**To do**.
Output the data exactly, with every line intact.

**Records for the exercise**.
— Start —
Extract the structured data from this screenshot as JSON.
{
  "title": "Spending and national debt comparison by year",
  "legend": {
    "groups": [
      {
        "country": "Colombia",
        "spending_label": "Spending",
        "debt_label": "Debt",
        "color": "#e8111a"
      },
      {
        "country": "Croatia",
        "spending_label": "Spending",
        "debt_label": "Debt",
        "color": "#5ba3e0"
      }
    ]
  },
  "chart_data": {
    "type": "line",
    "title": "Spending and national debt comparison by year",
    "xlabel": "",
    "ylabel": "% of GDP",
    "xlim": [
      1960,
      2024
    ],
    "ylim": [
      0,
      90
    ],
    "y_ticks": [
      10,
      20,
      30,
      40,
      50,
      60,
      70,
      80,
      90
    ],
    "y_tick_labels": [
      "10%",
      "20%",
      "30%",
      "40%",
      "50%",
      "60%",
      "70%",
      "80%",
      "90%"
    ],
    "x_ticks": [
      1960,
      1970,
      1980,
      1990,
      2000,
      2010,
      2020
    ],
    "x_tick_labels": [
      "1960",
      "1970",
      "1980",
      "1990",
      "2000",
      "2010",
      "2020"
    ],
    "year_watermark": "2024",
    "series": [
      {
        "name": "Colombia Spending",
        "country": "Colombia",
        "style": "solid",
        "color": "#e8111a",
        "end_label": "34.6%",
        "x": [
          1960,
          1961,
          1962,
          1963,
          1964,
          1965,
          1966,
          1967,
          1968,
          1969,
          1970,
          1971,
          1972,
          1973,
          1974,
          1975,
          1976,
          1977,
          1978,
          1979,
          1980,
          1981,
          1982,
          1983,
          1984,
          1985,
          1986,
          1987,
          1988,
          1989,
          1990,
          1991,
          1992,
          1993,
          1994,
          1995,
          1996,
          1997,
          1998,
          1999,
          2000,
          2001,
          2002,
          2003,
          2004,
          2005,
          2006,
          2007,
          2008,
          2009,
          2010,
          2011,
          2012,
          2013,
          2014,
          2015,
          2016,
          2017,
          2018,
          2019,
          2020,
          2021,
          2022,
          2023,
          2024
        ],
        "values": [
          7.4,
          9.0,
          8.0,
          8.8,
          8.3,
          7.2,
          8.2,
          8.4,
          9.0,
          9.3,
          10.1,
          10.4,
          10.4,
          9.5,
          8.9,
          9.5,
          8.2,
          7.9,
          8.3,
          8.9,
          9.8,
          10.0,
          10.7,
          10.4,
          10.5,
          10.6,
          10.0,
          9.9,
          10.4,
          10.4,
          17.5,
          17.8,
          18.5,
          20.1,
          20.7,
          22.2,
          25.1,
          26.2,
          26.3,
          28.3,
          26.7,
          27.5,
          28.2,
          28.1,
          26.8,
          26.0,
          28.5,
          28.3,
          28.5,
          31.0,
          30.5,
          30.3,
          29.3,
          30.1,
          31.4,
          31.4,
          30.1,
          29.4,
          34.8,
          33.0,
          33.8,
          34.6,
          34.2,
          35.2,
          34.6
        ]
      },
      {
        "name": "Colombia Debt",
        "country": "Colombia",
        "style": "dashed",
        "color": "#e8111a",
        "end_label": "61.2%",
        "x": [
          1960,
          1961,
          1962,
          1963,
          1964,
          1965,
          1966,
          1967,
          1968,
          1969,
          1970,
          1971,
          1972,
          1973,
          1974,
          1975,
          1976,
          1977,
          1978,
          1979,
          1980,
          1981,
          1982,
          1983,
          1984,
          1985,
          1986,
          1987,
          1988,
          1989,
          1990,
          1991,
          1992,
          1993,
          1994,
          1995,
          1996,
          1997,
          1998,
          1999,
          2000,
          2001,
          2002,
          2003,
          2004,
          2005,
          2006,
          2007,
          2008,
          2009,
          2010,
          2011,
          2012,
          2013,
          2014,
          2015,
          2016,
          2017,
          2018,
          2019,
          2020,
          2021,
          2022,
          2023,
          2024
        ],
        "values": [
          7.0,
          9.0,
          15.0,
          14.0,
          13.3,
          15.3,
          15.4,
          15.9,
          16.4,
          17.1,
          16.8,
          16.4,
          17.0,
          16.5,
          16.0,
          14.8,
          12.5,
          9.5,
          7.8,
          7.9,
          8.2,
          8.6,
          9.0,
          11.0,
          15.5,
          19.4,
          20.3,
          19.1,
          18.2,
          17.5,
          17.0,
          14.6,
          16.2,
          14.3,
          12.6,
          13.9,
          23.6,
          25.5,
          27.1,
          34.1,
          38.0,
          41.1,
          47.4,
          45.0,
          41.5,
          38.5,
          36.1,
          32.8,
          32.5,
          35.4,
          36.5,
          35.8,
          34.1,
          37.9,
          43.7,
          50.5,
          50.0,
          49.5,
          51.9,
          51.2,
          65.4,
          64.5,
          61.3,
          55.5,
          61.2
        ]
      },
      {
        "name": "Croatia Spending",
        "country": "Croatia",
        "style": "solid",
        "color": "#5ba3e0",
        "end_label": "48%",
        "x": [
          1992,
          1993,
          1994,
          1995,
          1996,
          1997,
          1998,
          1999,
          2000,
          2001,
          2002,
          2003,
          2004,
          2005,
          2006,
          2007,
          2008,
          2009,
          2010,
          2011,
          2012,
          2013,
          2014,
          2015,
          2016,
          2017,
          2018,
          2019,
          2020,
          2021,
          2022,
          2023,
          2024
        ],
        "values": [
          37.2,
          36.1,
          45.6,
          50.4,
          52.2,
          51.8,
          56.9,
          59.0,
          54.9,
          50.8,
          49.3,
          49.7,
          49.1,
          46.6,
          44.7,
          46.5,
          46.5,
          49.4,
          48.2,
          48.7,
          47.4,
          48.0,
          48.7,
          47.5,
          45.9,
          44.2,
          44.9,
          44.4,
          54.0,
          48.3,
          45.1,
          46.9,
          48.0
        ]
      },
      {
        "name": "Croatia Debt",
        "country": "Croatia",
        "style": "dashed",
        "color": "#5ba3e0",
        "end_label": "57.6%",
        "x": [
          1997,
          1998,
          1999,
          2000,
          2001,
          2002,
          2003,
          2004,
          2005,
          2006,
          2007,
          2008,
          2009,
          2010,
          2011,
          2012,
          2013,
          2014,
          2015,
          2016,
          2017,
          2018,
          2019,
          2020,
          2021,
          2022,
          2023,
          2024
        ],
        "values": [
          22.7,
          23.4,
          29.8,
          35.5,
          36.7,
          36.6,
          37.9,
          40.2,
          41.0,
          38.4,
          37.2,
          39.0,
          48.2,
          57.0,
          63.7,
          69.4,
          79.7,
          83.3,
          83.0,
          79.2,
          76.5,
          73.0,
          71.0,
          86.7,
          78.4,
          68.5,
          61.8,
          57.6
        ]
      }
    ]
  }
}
— End —
**Result of the task**.
Extract the structured data from this screenshot as JSON.
{
  "title": "Spending and national debt comparison by year",
  "legend": {
    "groups": [
      {
        "country": "Colombia",
        "spending_label": "Spending",
        "debt_label": "Debt",
        "color": "#e8111a"
      },
      {
        "country": "Croatia",
        "spending_label": "Spending",
        "debt_label": "Debt",
        "color": "#5ba3e0"
      }
    ]
  },
  "chart_data": {
    "type": "line",
    "title": "Spending and national debt comparison by year",
    "xlabel": "",
    "ylabel": "% of GDP",
    "xlim": [
      1960,
      2024
    ],
    "ylim": [
      0,
      90
    ],
    "y_ticks": [
      10,
      20,
      30,
      40,
      50,
      60,
      70,
      80,
      90
    ],
    "y_tick_labels": [
      "10%",
      "20%",
      "30%",
      "40%",
      "50%",
      "60%",
      "70%",
      "80%",
      "90%"
    ],
    "x_ticks": [
      1960,
      1970,
      1980,
      1990,
      2000,
      2010,
      2020
    ],
    "x_tick_labels": [
      "1960",
      "1970",
      "1980",
      "1990",
      "2000",
      "2010",
      "2020"
    ],
    "year_watermark": "2024",
    "series": [
      {
        "name": "Colombia Spending",
        "country": "Colombia",
        "style": "solid",
        "color": "#e8111a",
        "end_label": "34.6%",
        "x": [
          1960,
          1961,
          1962,
          1963,
          1964,
          1965,
          1966,
          1967,
          1968,
          1969,
          1970,
          1971,
          1972,
          1973,
          1974,
          1975,
          1976,
          1977,
          1978,
          1979,
          1980,
          1981,
          1982,
          1983,
          1984,
          1985,
          1986,
          1987,
          1988,
          1989,
          1990,
          1991,
          1992,
          1993,
          1994,
          1995,
          1996,
          1997,
          1998,
          1999,
          2000,
          2001,
          2002,
          2003,
          2004,
          2005,
          2006,
          2007,
          2008,
          2009,
          2010,
          2011,
          2012,
          2013,
          2014,
          2015,
          2016,
          2017,
          2018,
          2019,
          2020,
          2021,
          2022,
          2023,
          2024
        ],
        "values": [
          7.4,
          9.0,
          8.0,
          8.8,
          8.3,
          7.2,
          8.2,
          8.4,
          9.0,
          9.3,
          10.1,
          10.4,
          10.4,
          9.5,
          8.9,
          9.5,
          8.2,
          7.9,
          8.3,
          8.9,
          9.8,
          10.0,
          10.7,
          10.4,
          10.5,
          10.6,
          10.0,
          9.9,
          10.4,
          10.4,
          17.5,
          17.8,
          18.5,
          20.1,
          20.7,
          22.2,
          25.1,
          26.2,
          26.3,
          28.3,
          26.7,
          27.5,
          28.2,
          28.1,
          26.8,
          26.0,
          28.5,
          28.3,
          28.5,
          31.0,
          30.5,
          30.3,
          29.3,
          30.1,
          31.4,
          31.4,
          30.1,
          29.4,
          34.8,
          33.0,
          33.8,
          34.6,
          34.2,
          35.2,
          34.6
        ]
      },
      {
        "name": "Colombia Debt",
        "country": "Colombia",
        "style": "dashed",
        "color": "#e8111a",
        "end_label": "61.2%",
        "x": [
          1960,
          1961,
          1962,
          1963,
          1964,
          1965,
          1966,
          1967,
          1968,
          1969,
          1970,
          1971,
          1972,
          1973,
          1974,
          1975,
          1976,
          1977,
          1978,
          1979,
          1980,
          1981,
          1982,
          1983,
          1984,
          1985,
          1986,
          1987,
          1988,
          1989,
          1990,
          1991,
          1992,
          1993,
          1994,
          1995,
          1996,
          1997,
          1998,
          1999,
          2000,
          2001,
          2002,
          2003,
          2004,
          2005,
          2006,
          2007,
          2008,
          2009,
          2010,
          2011,
          2012,
          2013,
          2014,
          2015,
          2016,
          2017,
          2018,
          2019,
          2020,
          2021,
          2022,
          2023,
          2024
        ],
        "values": [
          7.0,
          9.0,
          15.0,
          14.0,
          13.3,
          15.3,
          15.4,
          15.9,
          16.4,
          17.1,
          16.8,
          16.4,
          17.0,
          16.5,
          16.0,
          14.8,
          12.5,
          9.5,
          7.8,
          7.9,
          8.2,
          8.6,
          9.0,
          11.0,
          15.5,
          19.4,
          20.3,
          19.1,
          18.2,
          17.5,
          17.0,
          14.6,
          16.2,
          14.3,
          12.6,
          13.9,
          23.6,
          25.5,
          27.1,
          34.1,
          38.0,
          41.1,
          47.4,
          45.0,
          41.5,
          38.5,
          36.1,
          32.8,
          32.5,
          35.4,
          36.5,
          35.8,
          34.1,
          37.9,
          43.7,
          50.5,
          50.0,
          49.5,
          51.9,
          51.2,
          65.4,
          64.5,
          61.3,
          55.5,
          61.2
        ]
      },
      {
        "name": "Croatia Spending",
        "country": "Croatia",
        "style": "solid",
        "color": "#5ba3e0",
        "end_label": "48%",
        "x": [
          1992,
          1993,
          1994,
          1995,
          1996,
          1997,
          1998,
          1999,
          2000,
          2001,
          2002,
          2003,
          2004,
          2005,
          2006,
          2007,
          2008,
          2009,
          2010,
          2011,
          2012,
          2013,
          2014,
          2015,
          2016,
          2017,
          2018,
          2019,
          2020,
          2021,
          2022,
          2023,
          2024
        ],
        "values": [
          37.2,
          36.1,
          45.6,
          50.4,
          52.2,
          51.8,
          56.9,
          59.0,
          54.9,
          50.8,
          49.3,
          49.7,
          49.1,
          46.6,
          44.7,
          46.5,
          46.5,
          49.4,
          48.2,
          48.7,
          47.4,
          48.0,
          48.7,
          47.5,
          45.9,
          44.2,
          44.9,
          44.4,
          54.0,
          48.3,
          45.1,
          46.9,
          48.0
        ]
      },
      {
        "name": "Croatia Debt",
        "country": "Croatia",
        "style": "dashed",
        "color": "#5ba3e0",
        "end_label": "57.6%",
        "x": [
          1997,
          1998,
          1999,
          2000,
          2001,
          2002,
          2003,
          2004,
          2005,
          2006,
          2007,
          2008,
          2009,
          2010,
          2011,
          2012,
          2013,
          2014,
          2015,
          2016,
          2017,
          2018,
          2019,
          2020,
          2021,
          2022,
          2023,
          2024
        ],
        "values": [
          22.7,
          23.4,
          29.8,
          35.5,
          36.7,
          36.6,
          37.9,
          40.2,
          41.0,
          38.4,
          37.2,
          39.0,
          48.2,
          57.0,
          63.7,
          69.4,
          79.7,
          83.3,
          83.0,
          79.2,
          76.5,
          73.0,
          71.0,
          86.7,
          78.4,
          68.5,
          61.8,
          57.6
        ]
      }
    ]
  }
}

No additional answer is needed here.